Exercise instructions: Every record that follows should be printed verbatim.

The records:

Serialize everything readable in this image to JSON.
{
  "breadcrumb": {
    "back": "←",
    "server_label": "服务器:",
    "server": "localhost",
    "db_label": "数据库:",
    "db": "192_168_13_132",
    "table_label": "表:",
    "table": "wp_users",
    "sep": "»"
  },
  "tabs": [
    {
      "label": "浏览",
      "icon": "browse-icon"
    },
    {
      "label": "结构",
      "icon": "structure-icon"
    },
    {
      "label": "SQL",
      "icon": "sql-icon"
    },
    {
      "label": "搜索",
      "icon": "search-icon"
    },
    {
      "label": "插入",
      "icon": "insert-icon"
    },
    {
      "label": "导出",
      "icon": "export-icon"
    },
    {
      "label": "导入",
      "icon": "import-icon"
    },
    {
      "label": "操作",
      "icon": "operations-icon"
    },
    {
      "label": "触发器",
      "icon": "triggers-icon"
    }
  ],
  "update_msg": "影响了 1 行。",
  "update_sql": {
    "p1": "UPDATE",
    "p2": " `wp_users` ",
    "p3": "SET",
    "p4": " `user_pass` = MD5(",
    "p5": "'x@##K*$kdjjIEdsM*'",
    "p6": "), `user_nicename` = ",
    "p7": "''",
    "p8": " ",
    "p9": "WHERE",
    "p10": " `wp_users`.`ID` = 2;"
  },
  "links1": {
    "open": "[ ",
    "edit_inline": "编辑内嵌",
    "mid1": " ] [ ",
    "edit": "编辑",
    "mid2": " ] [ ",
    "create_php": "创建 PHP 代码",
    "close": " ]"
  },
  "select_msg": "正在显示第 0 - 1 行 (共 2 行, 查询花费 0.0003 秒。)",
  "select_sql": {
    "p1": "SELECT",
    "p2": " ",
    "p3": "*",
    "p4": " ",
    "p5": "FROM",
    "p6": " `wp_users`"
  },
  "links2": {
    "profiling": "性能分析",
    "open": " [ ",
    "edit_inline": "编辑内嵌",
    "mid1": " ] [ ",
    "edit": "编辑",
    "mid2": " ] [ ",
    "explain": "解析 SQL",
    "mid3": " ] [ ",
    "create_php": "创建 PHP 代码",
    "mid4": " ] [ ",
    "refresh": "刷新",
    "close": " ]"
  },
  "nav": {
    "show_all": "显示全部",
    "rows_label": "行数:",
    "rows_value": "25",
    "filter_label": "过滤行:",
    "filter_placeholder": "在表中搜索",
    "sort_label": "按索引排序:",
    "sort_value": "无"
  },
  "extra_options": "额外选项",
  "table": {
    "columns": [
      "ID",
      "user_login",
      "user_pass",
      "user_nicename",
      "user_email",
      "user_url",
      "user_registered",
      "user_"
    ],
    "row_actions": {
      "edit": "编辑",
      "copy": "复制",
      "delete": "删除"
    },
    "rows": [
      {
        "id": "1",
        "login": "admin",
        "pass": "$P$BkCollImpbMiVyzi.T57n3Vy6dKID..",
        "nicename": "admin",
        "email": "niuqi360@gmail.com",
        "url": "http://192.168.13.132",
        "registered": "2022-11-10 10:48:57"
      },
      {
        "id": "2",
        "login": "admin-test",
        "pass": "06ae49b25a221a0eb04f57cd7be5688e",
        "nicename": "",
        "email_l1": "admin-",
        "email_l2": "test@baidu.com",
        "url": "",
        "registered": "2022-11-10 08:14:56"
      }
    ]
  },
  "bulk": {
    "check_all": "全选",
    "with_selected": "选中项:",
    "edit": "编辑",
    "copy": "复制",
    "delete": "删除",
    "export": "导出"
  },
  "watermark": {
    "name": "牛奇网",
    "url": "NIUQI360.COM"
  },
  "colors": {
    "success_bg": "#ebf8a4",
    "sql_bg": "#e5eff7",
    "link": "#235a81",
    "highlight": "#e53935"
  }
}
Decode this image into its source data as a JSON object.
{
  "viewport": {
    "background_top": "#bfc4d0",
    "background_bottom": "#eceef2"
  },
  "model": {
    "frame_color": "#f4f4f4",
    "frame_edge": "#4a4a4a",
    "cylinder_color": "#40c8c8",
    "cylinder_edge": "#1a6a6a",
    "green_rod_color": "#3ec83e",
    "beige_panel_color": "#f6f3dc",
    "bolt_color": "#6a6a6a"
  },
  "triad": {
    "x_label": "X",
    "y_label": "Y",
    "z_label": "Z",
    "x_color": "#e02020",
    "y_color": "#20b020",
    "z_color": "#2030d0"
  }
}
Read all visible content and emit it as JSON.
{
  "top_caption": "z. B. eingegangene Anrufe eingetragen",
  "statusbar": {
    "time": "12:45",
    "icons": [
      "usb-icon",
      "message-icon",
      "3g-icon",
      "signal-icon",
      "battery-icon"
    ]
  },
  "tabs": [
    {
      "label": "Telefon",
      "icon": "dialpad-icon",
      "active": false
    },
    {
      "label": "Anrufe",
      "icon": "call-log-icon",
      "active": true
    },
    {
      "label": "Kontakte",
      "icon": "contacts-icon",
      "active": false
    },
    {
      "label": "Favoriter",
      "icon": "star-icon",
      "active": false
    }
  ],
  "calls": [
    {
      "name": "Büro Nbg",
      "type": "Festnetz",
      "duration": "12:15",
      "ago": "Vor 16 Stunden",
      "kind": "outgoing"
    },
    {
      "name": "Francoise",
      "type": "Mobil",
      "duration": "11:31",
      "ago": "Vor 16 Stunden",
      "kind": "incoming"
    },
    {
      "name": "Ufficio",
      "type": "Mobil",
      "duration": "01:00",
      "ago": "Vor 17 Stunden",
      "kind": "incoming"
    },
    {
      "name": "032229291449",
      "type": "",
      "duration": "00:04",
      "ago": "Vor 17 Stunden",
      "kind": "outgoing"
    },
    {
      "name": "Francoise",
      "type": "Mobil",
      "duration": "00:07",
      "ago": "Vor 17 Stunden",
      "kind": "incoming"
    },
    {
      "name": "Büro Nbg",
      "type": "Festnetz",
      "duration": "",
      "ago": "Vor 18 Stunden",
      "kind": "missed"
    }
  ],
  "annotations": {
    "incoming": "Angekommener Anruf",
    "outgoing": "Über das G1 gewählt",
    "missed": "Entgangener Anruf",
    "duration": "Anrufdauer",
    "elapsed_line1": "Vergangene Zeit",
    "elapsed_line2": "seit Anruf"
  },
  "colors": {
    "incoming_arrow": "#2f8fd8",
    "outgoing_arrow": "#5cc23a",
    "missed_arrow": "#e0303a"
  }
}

The result:
Serialize everything readable in this image to JSON.
{
  "breadcrumb": {
    "back": "←",
    "server_label": "服务器:",
    "server": "localhost",
    "db_label": "数据库:",
    "db": "192_168_13_132",
    "table_label": "表:",
    "table": "wp_users",
    "sep": "»"
  },
  "tabs": [
    {
      "label": "浏览",
      "icon": "browse-icon"
    },
    {
      "label": "结构",
      "icon": "structure-icon"
    },
    {
      "label": "SQL",
      "icon": "sql-icon"
    },
    {
      "label": "搜索",
      "icon": "search-icon"
    },
    {
      "label": "插入",
      "icon": "insert-icon"
    },
    {
      "label": "导出",
      "icon": "export-icon"
    },
    {
      "label": "导入",
      "icon": "import-icon"
    },
    {
      "label": "操作",
      "icon": "operations-icon"
    },
    {
      "label": "触发器",
      "icon": "triggers-icon"
    }
  ],
  "update_msg": "影响了 1 行。",
  "update_sql": {
    "p1": "UPDATE",
    "p2": " `wp_users` ",
    "p3": "SET",
    "p4": " `user_pass` = MD5(",
    "p5": "'x@##K*$kdjjIEdsM*'",
    "p6": "), `user_nicename` = ",
    "p7": "''",
    "p8": " ",
    "p9": "WHERE",
    "p10": " `wp_users`.`ID` = 2;"
  },
  "links1": {
    "open": "[ ",
    "edit_inline": "编辑内嵌",
    "mid1": " ] [ ",
    "edit": "编辑",
    "mid2": " ] [ ",
    "create_php": "创建 PHP 代码",
    "close": " ]"
  },
  "select_msg": "正在显示第 0 - 1 行 (共 2 行, 查询花费 0.0003 秒。)",
  "select_sql": {
    "p1": "SELECT",
    "p2": " ",
    "p3": "*",
    "p4": " ",
    "p5": "FROM",
    "p6": " `wp_users`"
  },
  "links2": {
    "profiling": "性能分析",
    "open": " [ ",
    "edit_inline": "编辑内嵌",
    "mid1": " ] [ ",
    "edit": "编辑",
    "mid2": " ] [ ",
    "explain": "解析 SQL",
    "mid3": " ] [ ",
    "create_php": "创建 PHP 代码",
    "mid4": " ] [ ",
    "refresh": "刷新",
    "close": " ]"
  },
  "nav": {
    "show_all": "显示全部",
    "rows_label": "行数:",
    "rows_value": "25",
    "filter_label": "过滤行:",
    "filter_placeholder": "在表中搜索",
    "sort_label": "按索引排序:",
    "sort_value": "无"
  },
  "extra_options": "额外选项",
  "table": {
    "columns": [
      "ID",
      "user_login",
      "user_pass",
      "user_nicename",
      "user_email",
      "user_url",
      "user_registered",
      "user_"
    ],
    "row_actions": {
      "edit": "编辑",
      "copy": "复制",
      "delete": "删除"
    },
    "rows": [
      {
        "id": "1",
        "login": "admin",
        "pass": "$P$BkCollImpbMiVyzi.T57n3Vy6dKID..",
        "nicename": "admin",
        "email": "niuqi360@gmail.com",
        "url": "http://192.168.13.132",
        "registered": "2022-11-10 10:48:57"
      },
      {
        "id": "2",
        "login": "admin-test",
        "pass": "06ae49b25a221a0eb04f57cd7be5688e",
        "nicename": "",
        "email_l1": "admin-",
        "email_l2": "test@baidu.com",
        "url": "",
        "registered": "2022-11-10 08:14:56"
      }
    ]
  },
  "bulk": {
    "check_all": "全选",
    "with_selected": "选中项:",
    "edit": "编辑",
    "copy": "复制",
    "delete": "删除",
    "export": "导出"
  },
  "watermark": {
    "name": "牛奇网",
    "url": "NIUQI360.COM"
  },
  "colors": {
    "success_bg": "#ebf8a4",
    "sql_bg": "#e5eff7",
    "link": "#235a81",
    "highlight": "#e53935"
  }
}
Decode this image into its source data as a JSON object.
{
  "viewport": {
    "background_top": "#bfc4d0",
    "background_bottom": "#eceef2"
  },
  "model": {
    "frame_color": "#f4f4f4",
    "frame_edge": "#4a4a4a",
    "cylinder_color": "#40c8c8",
    "cylinder_edge": "#1a6a6a",
    "green_rod_color": "#3ec83e",
    "beige_panel_color": "#f6f3dc",
    "bolt_color": "#6a6a6a"
  },
  "triad": {
    "x_label": "X",
    "y_label": "Y",
    "z_label": "Z",
    "x_color": "#e02020",
    "y_color": "#20b020",
    "z_color": "#2030d0"
  }
}
Read all visible content and emit it as JSON.
{
  "top_caption": "z. B. eingegangene Anrufe eingetragen",
  "statusbar": {
    "time": "12:45",
    "icons": [
      "usb-icon",
      "message-icon",
      "3g-icon",
      "signal-icon",
      "battery-icon"
    ]
  },
  "tabs": [
    {
      "label": "Telefon",
      "icon": "dialpad-icon",
      "active": false
    },
    {
      "label": "Anrufe",
      "icon": "call-log-icon",
      "active": true
    },
    {
      "label": "Kontakte",
      "icon": "contacts-icon",
      "active": false
    },
    {
      "label": "Favoriter",
      "icon": "star-icon",
      "active": false
    }
  ],
  "calls": [
    {
      "name": "Büro Nbg",
      "type": "Festnetz",
      "duration": "12:15",
      "ago": "Vor 16 Stunden",
      "kind": "outgoing"
    },
    {
      "name": "Francoise",
      "type": "Mobil",
      "duration": "11:31",
      "ago": "Vor 16 Stunden",
      "kind": "incoming"
    },
    {
      "name": "Ufficio",
      "type": "Mobil",
      "duration": "01:00",
      "ago": "Vor 17 Stunden",
      "kind": "incoming"
    },
    {
      "name": "032229291449",
      "type": "",
      "duration": "00:04",
      "ago": "Vor 17 Stunden",
      "kind": "outgoing"
    },
    {
      "name": "Francoise",
      "type": "Mobil",
      "duration": "00:07",
      "ago": "Vor 17 Stunden",
      "kind": "incoming"
    },
    {
      "name": "Büro Nbg",
      "type": "Festnetz",
      "duration": "",
      "ago": "Vor 18 Stunden",
      "kind": "missed"
    }
  ],
  "annotations": {
    "incoming": "Angekommener Anruf",
    "outgoing": "Über das G1 gewählt",
    "missed": "Entgangener Anruf",
    "duration": "Anrufdauer",
    "elapsed_line1": "Vergangene Zeit",
    "elapsed_line2": "seit Anruf"
  },
  "colors": {
    "incoming_arrow": "#2f8fd8",
    "outgoing_arrow": "#5cc23a",
    "missed_arrow": "#e0303a"
  }
}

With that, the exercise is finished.